**PROBLEM TO WORK ON:** Print the complete set of entries exactly.

**LISTED RECORDS:**

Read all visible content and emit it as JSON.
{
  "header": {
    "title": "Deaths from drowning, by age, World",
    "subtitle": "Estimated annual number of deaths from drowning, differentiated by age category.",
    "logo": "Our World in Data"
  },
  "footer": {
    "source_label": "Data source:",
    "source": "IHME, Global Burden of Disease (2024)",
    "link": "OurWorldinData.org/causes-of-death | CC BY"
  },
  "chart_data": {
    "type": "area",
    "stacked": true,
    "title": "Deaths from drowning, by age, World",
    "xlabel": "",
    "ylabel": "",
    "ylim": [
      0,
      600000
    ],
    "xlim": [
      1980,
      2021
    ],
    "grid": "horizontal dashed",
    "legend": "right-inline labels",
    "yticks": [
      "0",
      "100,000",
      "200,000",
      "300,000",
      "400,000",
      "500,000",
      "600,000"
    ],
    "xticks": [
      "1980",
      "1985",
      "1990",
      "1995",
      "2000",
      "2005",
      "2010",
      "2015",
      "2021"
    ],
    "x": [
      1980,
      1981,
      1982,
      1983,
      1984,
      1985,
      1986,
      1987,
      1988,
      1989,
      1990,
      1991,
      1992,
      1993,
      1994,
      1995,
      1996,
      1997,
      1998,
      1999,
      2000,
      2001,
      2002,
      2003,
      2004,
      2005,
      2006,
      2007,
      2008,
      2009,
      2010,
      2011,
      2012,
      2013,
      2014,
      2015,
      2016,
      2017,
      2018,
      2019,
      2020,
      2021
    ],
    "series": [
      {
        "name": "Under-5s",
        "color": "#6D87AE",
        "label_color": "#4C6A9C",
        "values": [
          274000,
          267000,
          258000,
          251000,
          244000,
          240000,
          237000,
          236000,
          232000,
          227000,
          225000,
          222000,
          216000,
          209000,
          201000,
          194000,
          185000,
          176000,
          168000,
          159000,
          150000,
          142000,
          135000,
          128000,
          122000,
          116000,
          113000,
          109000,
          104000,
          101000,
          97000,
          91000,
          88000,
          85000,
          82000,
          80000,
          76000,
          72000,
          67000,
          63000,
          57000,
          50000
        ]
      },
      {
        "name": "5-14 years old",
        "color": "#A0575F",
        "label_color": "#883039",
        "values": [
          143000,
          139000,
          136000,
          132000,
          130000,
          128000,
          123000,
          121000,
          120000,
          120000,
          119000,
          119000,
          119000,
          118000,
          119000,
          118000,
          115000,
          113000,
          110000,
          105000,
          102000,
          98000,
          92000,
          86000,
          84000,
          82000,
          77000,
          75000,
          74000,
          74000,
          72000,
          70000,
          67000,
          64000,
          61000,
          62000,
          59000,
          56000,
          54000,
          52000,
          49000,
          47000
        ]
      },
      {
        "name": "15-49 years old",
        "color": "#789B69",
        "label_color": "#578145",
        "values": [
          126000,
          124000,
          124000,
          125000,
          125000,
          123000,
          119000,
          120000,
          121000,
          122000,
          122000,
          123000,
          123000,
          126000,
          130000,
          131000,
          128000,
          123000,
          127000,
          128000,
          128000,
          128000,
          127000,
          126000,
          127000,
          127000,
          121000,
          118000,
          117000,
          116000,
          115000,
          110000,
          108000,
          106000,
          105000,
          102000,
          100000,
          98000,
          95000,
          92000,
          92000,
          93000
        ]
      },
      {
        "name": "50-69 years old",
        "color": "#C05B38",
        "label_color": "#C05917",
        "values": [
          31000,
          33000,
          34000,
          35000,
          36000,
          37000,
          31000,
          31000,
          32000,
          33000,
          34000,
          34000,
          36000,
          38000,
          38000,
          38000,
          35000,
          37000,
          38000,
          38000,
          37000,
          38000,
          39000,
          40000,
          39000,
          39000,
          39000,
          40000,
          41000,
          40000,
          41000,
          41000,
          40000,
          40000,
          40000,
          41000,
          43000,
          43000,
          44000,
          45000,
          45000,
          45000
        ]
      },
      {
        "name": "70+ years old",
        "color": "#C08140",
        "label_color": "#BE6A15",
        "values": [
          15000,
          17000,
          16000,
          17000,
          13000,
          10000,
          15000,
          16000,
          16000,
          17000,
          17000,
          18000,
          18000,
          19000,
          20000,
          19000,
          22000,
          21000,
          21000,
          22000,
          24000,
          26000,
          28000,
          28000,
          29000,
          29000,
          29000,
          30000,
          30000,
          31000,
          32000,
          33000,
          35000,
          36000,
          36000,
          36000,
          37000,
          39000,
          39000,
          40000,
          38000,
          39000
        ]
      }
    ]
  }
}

**EXERCISE ANSWER:**
Read all visible content and emit it as JSON.
{
  "header": {
    "title": "Deaths from drowning, by age, World",
    "subtitle": "Estimated annual number of deaths from drowning, differentiated by age category.",
    "logo": "Our World in Data"
  },
  "footer": {
    "source_label": "Data source:",
    "source": "IHME, Global Burden of Disease (2024)",
    "link": "OurWorldinData.org/causes-of-death | CC BY"
  },
  "chart_data": {
    "type": "area",
    "stacked": true,
    "title": "Deaths from drowning, by age, World",
    "xlabel": "",
    "ylabel": "",
    "ylim": [
      0,
      600000
    ],
    "xlim": [
      1980,
      2021
    ],
    "grid": "horizontal dashed",
    "legend": "right-inline labels",
    "yticks": [
      "0",
      "100,000",
      "200,000",
      "300,000",
      "400,000",
      "500,000",
      "600,000"
    ],
    "xticks": [
      "1980",
      "1985",
      "1990",
      "1995",
      "2000",
      "2005",
      "2010",
      "2015",
      "2021"
    ],
    "x": [
      1980,
      1981,
      1982,
      1983,
      1984,
      1985,
      1986,
      1987,
      1988,
      1989,
      1990,
      1991,
      1992,
      1993,
      1994,
      1995,
      1996,
      1997,
      1998,
      1999,
      2000,
      2001,
      2002,
      2003,
      2004,
      2005,
      2006,
      2007,
      2008,
      2009,
      2010,
      2011,
      2012,
      2013,
      2014,
      2015,
      2016,
      2017,
      2018,
      2019,
      2020,
      2021
    ],
    "series": [
      {
        "name": "Under-5s",
        "color": "#6D87AE",
        "label_color": "#4C6A9C",
        "values": [
          274000,
          267000,
          258000,
          251000,
          244000,
          240000,
          237000,
          236000,
          232000,
          227000,
          225000,
          222000,
          216000,
          209000,
          201000,
          194000,
          185000,
          176000,
          168000,
          159000,
          150000,
          142000,
          135000,
          128000,
          122000,
          116000,
          113000,
          109000,
          104000,
          101000,
          97000,
          91000,
          88000,
          85000,
          82000,
          80000,
          76000,
          72000,
          67000,
          63000,
          57000,
          50000
        ]
      },
      {
        "name": "5-14 years old",
        "color": "#A0575F",
        "label_color": "#883039",
        "values": [
          143000,
          139000,
          136000,
          132000,
          130000,
          128000,
          123000,
          121000,
          120000,
          120000,
          119000,
          119000,
          119000,
          118000,
          119000,
          118000,
          115000,
          113000,
          110000,
          105000,
          102000,
          98000,
          92000,
          86000,
          84000,
          82000,
          77000,
          75000,
          74000,
          74000,
          72000,
          70000,
          67000,
          64000,
          61000,
          62000,
          59000,
          56000,
          54000,
          52000,
          49000,
          47000
        ]
      },
      {
        "name": "15-49 years old",
        "color": "#789B69",
        "label_color": "#578145",
        "values": [
          126000,
          124000,
          124000,
          125000,
          125000,
          123000,
          119000,
          120000,
          121000,
          122000,
          122000,
          123000,
          123000,
          126000,
          130000,
          131000,
          128000,
          123000,
          127000,
          128000,
          128000,
          128000,
          127000,
          126000,
          127000,
          127000,
          121000,
          118000,
          117000,
          116000,
          115000,
          110000,
          108000,
          106000,
          105000,
          102000,
          100000,
          98000,
          95000,
          92000,
          92000,
          93000
        ]
      },
      {
        "name": "50-69 years old",
        "color": "#C05B38",
        "label_color": "#C05917",
        "values": [
          31000,
          33000,
          34000,
          35000,
          36000,
          37000,
          31000,
          31000,
          32000,
          33000,
          34000,
          34000,
          36000,
          38000,
          38000,
          38000,
          35000,
          37000,
          38000,
          38000,
          37000,
          38000,
          39000,
          40000,
          39000,
          39000,
          39000,
          40000,
          41000,
          40000,
          41000,
          41000,
          40000,
          40000,
          40000,
          41000,
          43000,
          43000,
          44000,
          45000,
          45000,
          45000
        ]
      },
      {
        "name": "70+ years old",
        "color": "#C08140",
        "label_color": "#BE6A15",
        "values": [
          15000,
          17000,
          16000,
          17000,
          13000,
          10000,
          15000,
          16000,
          16000,
          17000,
          17000,
          18000,
          18000,
          19000,
          20000,
          19000,
          22000,
          21000,
          21000,
          22000,
          24000,
          26000,
          28000,
          28000,
          29000,
          29000,
          29000,
          30000,
          30000,
          31000,
          32000,
          33000,
          35000,
          36000,
          36000,
          36000,
          37000,
          39000,
          39000,
          40000,
          38000,
          39000
        ]
      }
    ]
  }
}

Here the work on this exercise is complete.